GIVEN REQUEST -> Copy out all the lines in the records that include the word "quinquaginta".

** begin INPUT ROWS **

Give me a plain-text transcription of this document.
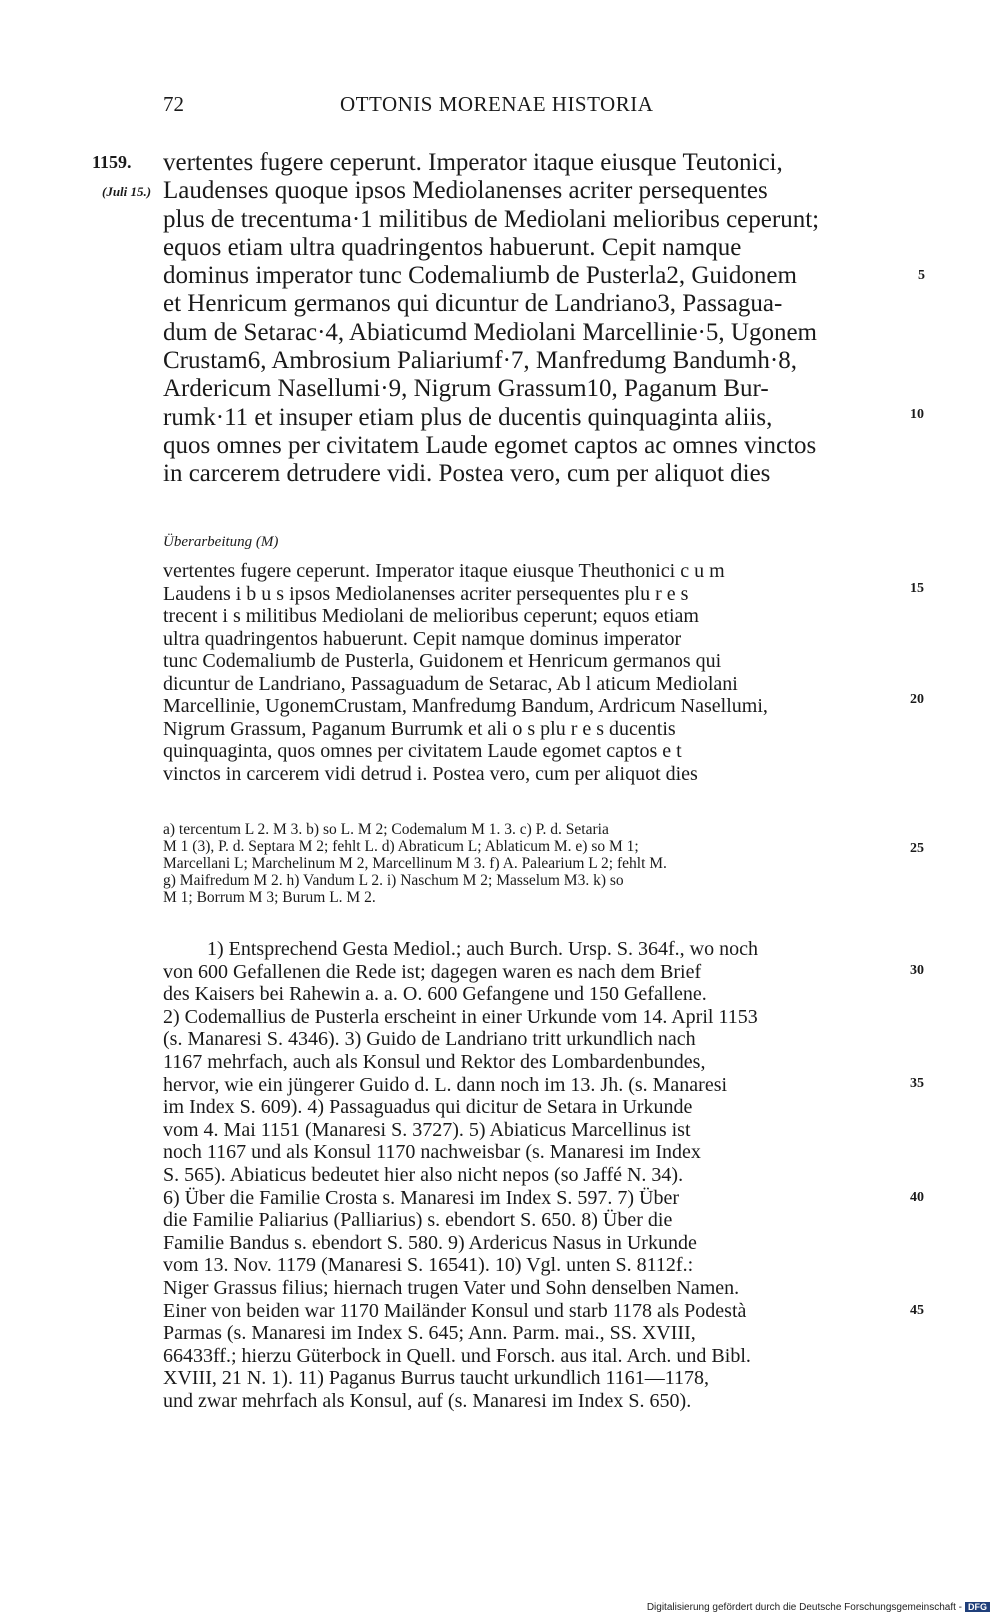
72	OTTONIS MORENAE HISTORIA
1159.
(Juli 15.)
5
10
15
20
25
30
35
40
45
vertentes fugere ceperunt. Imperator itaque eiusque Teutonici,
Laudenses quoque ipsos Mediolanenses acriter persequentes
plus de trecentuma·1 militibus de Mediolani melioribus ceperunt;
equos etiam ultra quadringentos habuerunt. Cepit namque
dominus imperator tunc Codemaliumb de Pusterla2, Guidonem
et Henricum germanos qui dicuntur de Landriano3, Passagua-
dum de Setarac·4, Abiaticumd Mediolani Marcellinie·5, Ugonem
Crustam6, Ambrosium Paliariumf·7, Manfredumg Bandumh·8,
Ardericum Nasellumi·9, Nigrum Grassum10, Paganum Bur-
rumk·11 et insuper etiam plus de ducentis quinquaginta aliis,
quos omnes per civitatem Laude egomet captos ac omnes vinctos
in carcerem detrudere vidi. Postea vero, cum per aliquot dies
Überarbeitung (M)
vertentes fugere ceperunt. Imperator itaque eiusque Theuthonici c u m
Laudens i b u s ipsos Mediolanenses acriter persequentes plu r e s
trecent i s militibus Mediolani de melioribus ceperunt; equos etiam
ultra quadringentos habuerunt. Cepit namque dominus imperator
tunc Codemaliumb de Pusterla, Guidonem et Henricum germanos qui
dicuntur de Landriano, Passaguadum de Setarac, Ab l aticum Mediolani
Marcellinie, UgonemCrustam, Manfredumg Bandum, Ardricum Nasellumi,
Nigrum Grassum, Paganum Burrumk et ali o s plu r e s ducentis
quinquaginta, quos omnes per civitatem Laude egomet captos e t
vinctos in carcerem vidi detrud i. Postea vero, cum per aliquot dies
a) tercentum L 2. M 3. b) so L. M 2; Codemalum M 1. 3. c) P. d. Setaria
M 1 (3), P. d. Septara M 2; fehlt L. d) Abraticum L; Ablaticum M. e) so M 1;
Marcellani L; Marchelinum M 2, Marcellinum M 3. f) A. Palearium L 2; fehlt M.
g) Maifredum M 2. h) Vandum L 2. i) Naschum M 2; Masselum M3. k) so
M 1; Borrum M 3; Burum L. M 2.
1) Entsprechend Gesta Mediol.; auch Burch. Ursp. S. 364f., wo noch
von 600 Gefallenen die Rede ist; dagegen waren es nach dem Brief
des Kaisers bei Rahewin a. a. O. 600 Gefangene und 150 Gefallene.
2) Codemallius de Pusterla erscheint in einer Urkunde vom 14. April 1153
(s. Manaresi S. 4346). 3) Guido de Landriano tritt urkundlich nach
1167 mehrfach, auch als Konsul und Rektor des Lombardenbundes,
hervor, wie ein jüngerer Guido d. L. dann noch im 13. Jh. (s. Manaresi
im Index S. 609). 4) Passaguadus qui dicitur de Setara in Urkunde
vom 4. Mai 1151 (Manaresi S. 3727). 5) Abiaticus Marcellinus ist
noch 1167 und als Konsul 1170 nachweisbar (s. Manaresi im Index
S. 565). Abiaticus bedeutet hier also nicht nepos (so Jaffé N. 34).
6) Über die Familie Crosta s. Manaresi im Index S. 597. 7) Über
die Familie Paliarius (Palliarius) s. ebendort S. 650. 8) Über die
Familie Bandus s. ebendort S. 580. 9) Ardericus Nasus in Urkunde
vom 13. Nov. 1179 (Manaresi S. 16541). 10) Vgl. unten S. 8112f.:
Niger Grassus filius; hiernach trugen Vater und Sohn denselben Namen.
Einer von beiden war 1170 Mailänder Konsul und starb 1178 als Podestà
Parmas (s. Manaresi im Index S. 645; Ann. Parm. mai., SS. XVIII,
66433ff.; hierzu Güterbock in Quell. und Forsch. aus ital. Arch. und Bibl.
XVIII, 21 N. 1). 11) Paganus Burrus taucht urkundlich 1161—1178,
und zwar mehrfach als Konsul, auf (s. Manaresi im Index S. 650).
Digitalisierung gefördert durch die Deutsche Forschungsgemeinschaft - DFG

** end INPUT ROWS **

SOLUTION FOR THIS TASK ->
rumk·11 et insuper etiam plus de ducentis quinquaginta aliis,
quinquaginta, quos omnes per civitatem Laude egomet captos e t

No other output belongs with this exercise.